## Task goal
Copy out all of the data exactly as it appears.

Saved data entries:
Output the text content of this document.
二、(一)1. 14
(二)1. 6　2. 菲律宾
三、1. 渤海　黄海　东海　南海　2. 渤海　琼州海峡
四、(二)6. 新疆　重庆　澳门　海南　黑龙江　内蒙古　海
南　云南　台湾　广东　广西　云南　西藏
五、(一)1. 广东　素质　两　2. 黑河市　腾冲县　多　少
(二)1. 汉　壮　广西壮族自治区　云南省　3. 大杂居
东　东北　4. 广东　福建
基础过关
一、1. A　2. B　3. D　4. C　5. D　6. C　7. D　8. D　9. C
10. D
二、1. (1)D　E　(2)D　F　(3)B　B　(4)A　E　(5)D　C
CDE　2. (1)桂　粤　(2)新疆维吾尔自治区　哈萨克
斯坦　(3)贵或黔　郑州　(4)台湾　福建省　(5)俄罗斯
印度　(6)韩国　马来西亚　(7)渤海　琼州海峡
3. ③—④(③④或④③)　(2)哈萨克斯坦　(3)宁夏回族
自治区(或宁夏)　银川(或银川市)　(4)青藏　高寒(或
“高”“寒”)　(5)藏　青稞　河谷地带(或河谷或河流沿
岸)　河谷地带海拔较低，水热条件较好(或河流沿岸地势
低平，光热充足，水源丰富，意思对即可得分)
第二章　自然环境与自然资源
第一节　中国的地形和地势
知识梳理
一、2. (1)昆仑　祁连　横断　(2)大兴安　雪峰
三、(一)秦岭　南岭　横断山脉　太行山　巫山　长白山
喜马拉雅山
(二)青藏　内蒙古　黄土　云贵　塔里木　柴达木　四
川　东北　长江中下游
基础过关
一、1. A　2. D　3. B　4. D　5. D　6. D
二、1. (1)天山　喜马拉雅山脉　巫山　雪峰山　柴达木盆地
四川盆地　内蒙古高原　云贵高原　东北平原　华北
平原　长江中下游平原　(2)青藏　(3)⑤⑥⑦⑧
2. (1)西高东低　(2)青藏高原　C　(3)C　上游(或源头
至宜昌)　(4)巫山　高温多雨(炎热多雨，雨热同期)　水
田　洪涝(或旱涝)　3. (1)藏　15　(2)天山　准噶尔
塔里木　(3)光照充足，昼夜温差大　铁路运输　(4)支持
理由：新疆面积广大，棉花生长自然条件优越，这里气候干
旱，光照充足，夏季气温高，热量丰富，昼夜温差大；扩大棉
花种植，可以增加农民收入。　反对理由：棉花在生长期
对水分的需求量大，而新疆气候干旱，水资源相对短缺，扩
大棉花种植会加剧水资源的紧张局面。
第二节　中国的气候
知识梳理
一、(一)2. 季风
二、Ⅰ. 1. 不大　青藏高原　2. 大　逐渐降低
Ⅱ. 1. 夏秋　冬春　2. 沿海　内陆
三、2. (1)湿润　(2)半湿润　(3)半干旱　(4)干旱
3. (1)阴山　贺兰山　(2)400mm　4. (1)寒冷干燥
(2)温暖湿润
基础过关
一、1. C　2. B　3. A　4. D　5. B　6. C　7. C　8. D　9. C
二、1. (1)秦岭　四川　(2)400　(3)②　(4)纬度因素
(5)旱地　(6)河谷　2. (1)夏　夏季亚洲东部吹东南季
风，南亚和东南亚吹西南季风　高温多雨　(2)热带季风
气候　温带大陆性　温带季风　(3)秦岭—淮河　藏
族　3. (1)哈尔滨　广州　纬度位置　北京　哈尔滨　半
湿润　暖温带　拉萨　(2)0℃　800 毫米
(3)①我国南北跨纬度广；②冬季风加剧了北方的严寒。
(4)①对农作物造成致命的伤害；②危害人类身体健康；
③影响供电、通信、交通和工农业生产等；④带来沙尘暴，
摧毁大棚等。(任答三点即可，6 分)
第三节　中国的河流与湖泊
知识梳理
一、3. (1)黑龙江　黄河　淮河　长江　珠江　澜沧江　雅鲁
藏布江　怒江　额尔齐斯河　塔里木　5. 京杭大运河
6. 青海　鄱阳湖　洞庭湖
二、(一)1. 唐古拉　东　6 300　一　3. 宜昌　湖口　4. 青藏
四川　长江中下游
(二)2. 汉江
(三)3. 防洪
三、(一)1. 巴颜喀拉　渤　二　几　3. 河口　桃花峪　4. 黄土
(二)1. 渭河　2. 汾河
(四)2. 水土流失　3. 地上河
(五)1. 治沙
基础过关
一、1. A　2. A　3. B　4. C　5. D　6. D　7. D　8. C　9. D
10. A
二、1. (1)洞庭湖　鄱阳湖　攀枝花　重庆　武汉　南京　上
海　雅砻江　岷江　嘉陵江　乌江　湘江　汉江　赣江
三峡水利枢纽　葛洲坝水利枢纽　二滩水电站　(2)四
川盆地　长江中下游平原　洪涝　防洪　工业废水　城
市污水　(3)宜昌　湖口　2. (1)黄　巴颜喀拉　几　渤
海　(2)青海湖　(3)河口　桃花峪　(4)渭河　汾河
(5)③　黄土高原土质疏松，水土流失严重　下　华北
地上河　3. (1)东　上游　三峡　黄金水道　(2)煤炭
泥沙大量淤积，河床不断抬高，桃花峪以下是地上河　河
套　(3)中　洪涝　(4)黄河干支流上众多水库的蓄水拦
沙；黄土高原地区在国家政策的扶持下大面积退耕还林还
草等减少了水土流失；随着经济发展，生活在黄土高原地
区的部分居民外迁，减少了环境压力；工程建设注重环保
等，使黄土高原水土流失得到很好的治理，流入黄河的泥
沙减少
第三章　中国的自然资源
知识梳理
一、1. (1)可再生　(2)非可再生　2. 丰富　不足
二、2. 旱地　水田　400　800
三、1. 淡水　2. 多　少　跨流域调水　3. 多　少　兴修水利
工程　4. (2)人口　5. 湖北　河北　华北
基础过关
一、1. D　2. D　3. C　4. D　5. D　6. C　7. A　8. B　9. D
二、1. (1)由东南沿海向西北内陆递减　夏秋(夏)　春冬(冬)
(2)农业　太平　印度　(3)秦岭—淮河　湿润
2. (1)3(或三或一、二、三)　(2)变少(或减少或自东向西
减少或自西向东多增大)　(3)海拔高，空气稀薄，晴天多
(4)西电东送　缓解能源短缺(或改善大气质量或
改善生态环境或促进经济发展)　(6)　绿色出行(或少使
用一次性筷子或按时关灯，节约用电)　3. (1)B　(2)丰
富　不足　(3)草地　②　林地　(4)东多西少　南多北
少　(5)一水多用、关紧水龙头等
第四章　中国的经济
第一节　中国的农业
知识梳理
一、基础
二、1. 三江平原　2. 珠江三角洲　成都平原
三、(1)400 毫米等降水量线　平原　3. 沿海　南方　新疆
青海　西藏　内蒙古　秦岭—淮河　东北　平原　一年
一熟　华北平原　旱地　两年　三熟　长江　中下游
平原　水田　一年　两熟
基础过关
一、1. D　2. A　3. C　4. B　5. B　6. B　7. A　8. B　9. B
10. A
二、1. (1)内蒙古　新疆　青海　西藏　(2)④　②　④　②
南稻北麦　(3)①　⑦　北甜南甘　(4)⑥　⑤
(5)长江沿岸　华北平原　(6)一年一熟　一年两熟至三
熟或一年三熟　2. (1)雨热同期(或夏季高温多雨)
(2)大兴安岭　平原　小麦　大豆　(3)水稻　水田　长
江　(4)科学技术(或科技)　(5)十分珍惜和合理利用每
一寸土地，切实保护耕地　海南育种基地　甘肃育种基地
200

## Worked answer
Output the text content of this document.
二、(一)1. 14
(二)1. 6　2. 菲律宾
三、1. 渤海　黄海　东海　南海　2. 渤海　琼州海峡
四、(二)6. 新疆　重庆　澳门　海南　黑龙江　内蒙古　海
南　云南　台湾　广东　广西　云南　西藏
五、(一)1. 广东　素质　两　2. 黑河市　腾冲县　多　少
(二)1. 汉　壮　广西壮族自治区　云南省　3. 大杂居
东　东北　4. 广东　福建
基础过关
一、1. A　2. B　3. D　4. C　5. D　6. C　7. D　8. D　9. C
10. D
二、1. (1)D　E　(2)D　F　(3)B　B　(4)A　E　(5)D　C
CDE　2. (1)桂　粤　(2)新疆维吾尔自治区　哈萨克
斯坦　(3)贵或黔　郑州　(4)台湾　福建省　(5)俄罗斯
印度　(6)韩国　马来西亚　(7)渤海　琼州海峡
3. ③—④(③④或④③)　(2)哈萨克斯坦　(3)宁夏回族
自治区(或宁夏)　银川(或银川市)　(4)青藏　高寒(或
“高”“寒”)　(5)藏　青稞　河谷地带(或河谷或河流沿
岸)　河谷地带海拔较低，水热条件较好(或河流沿岸地势
低平，光热充足，水源丰富，意思对即可得分)
第二章　自然环境与自然资源
第一节　中国的地形和地势
知识梳理
一、2. (1)昆仑　祁连　横断　(2)大兴安　雪峰
三、(一)秦岭　南岭　横断山脉　太行山　巫山　长白山
喜马拉雅山
(二)青藏　内蒙古　黄土　云贵　塔里木　柴达木　四
川　东北　长江中下游
基础过关
一、1. A　2. D　3. B　4. D　5. D　6. D
二、1. (1)天山　喜马拉雅山脉　巫山　雪峰山　柴达木盆地
四川盆地　内蒙古高原　云贵高原　东北平原　华北
平原　长江中下游平原　(2)青藏　(3)⑤⑥⑦⑧
2. (1)西高东低　(2)青藏高原　C　(3)C　上游(或源头
至宜昌)　(4)巫山　高温多雨(炎热多雨，雨热同期)　水
田　洪涝(或旱涝)　3. (1)藏　15　(2)天山　准噶尔
塔里木　(3)光照充足，昼夜温差大　铁路运输　(4)支持
理由：新疆面积广大，棉花生长自然条件优越，这里气候干
旱，光照充足，夏季气温高，热量丰富，昼夜温差大；扩大棉
花种植，可以增加农民收入。　反对理由：棉花在生长期
对水分的需求量大，而新疆气候干旱，水资源相对短缺，扩
大棉花种植会加剧水资源的紧张局面。
第二节　中国的气候
知识梳理
一、(一)2. 季风
二、Ⅰ. 1. 不大　青藏高原　2. 大　逐渐降低
Ⅱ. 1. 夏秋　冬春　2. 沿海　内陆
三、2. (1)湿润　(2)半湿润　(3)半干旱　(4)干旱
3. (1)阴山　贺兰山　(2)400mm　4. (1)寒冷干燥
(2)温暖湿润
基础过关
一、1. C　2. B　3. A　4. D　5. B　6. C　7. C　8. D　9. C
二、1. (1)秦岭　四川　(2)400　(3)②　(4)纬度因素
(5)旱地　(6)河谷　2. (1)夏　夏季亚洲东部吹东南季
风，南亚和东南亚吹西南季风　高温多雨　(2)热带季风
气候　温带大陆性　温带季风　(3)秦岭—淮河　藏
族　3. (1)哈尔滨　广州　纬度位置　北京　哈尔滨　半
湿润　暖温带　拉萨　(2)0℃　800 毫米
(3)①我国南北跨纬度广；②冬季风加剧了北方的严寒。
(4)①对农作物造成致命的伤害；②危害人类身体健康；
③影响供电、通信、交通和工农业生产等；④带来沙尘暴，
摧毁大棚等。(任答三点即可，6 分)
第三节　中国的河流与湖泊
知识梳理
一、3. (1)黑龙江　黄河　淮河　长江　珠江　澜沧江　雅鲁
藏布江　怒江　额尔齐斯河　塔里木　5. 京杭大运河
6. 青海　鄱阳湖　洞庭湖
二、(一)1. 唐古拉　东　6 300　一　3. 宜昌　湖口　4. 青藏
四川　长江中下游
(二)2. 汉江
(三)3. 防洪
三、(一)1. 巴颜喀拉　渤　二　几　3. 河口　桃花峪　4. 黄土
(二)1. 渭河　2. 汾河
(四)2. 水土流失　3. 地上河
(五)1. 治沙
基础过关
一、1. A　2. A　3. B　4. C　5. D　6. D　7. D　8. C　9. D
10. A
二、1. (1)洞庭湖　鄱阳湖　攀枝花　重庆　武汉　南京　上
海　雅砻江　岷江　嘉陵江　乌江　湘江　汉江　赣江
三峡水利枢纽　葛洲坝水利枢纽　二滩水电站　(2)四
川盆地　长江中下游平原　洪涝　防洪　工业废水　城
市污水　(3)宜昌　湖口　2. (1)黄　巴颜喀拉　几　渤
海　(2)青海湖　(3)河口　桃花峪　(4)渭河　汾河
(5)③　黄土高原土质疏松，水土流失严重　下　华北
地上河　3. (1)东　上游　三峡　黄金水道　(2)煤炭
泥沙大量淤积，河床不断抬高，桃花峪以下是地上河　河
套　(3)中　洪涝　(4)黄河干支流上众多水库的蓄水拦
沙；黄土高原地区在国家政策的扶持下大面积退耕还林还
草等减少了水土流失；随着经济发展，生活在黄土高原地
区的部分居民外迁，减少了环境压力；工程建设注重环保
等，使黄土高原水土流失得到很好的治理，流入黄河的泥
沙减少
第三章　中国的自然资源
知识梳理
一、1. (1)可再生　(2)非可再生　2. 丰富　不足
二、2. 旱地　水田　400　800
三、1. 淡水　2. 多　少　跨流域调水　3. 多　少　兴修水利
工程　4. (2)人口　5. 湖北　河北　华北
基础过关
一、1. D　2. D　3. C　4. D　5. D　6. C　7. A　8. B　9. D
二、1. (1)由东南沿海向西北内陆递减　夏秋(夏)　春冬(冬)
(2)农业　太平　印度　(3)秦岭—淮河　湿润
2. (1)3(或三或一、二、三)　(2)变少(或减少或自东向西
减少或自西向东多增大)　(3)海拔高，空气稀薄，晴天多
(4)西电东送　缓解能源短缺(或改善大气质量或
改善生态环境或促进经济发展)　(6)　绿色出行(或少使
用一次性筷子或按时关灯，节约用电)　3. (1)B　(2)丰
富　不足　(3)草地　②　林地　(4)东多西少　南多北
少　(5)一水多用、关紧水龙头等
第四章　中国的经济
第一节　中国的农业
知识梳理
一、基础
二、1. 三江平原　2. 珠江三角洲　成都平原
三、(1)400 毫米等降水量线　平原　3. 沿海　南方　新疆
青海　西藏　内蒙古　秦岭—淮河　东北　平原　一年
一熟　华北平原　旱地　两年　三熟　长江　中下游
平原　水田　一年　两熟
基础过关
一、1. D　2. A　3. C　4. B　5. B　6. B　7. A　8. B　9. B
10. A
二、1. (1)内蒙古　新疆　青海　西藏　(2)④　②　④　②
南稻北麦　(3)①　⑦　北甜南甘　(4)⑥　⑤
(5)长江沿岸　华北平原　(6)一年一熟　一年两熟至三
熟或一年三熟　2. (1)雨热同期(或夏季高温多雨)
(2)大兴安岭　平原　小麦　大豆　(3)水稻　水田　长
江　(4)科学技术(或科技)　(5)十分珍惜和合理利用每
一寸土地，切实保护耕地　海南育种基地　甘肃育种基地
200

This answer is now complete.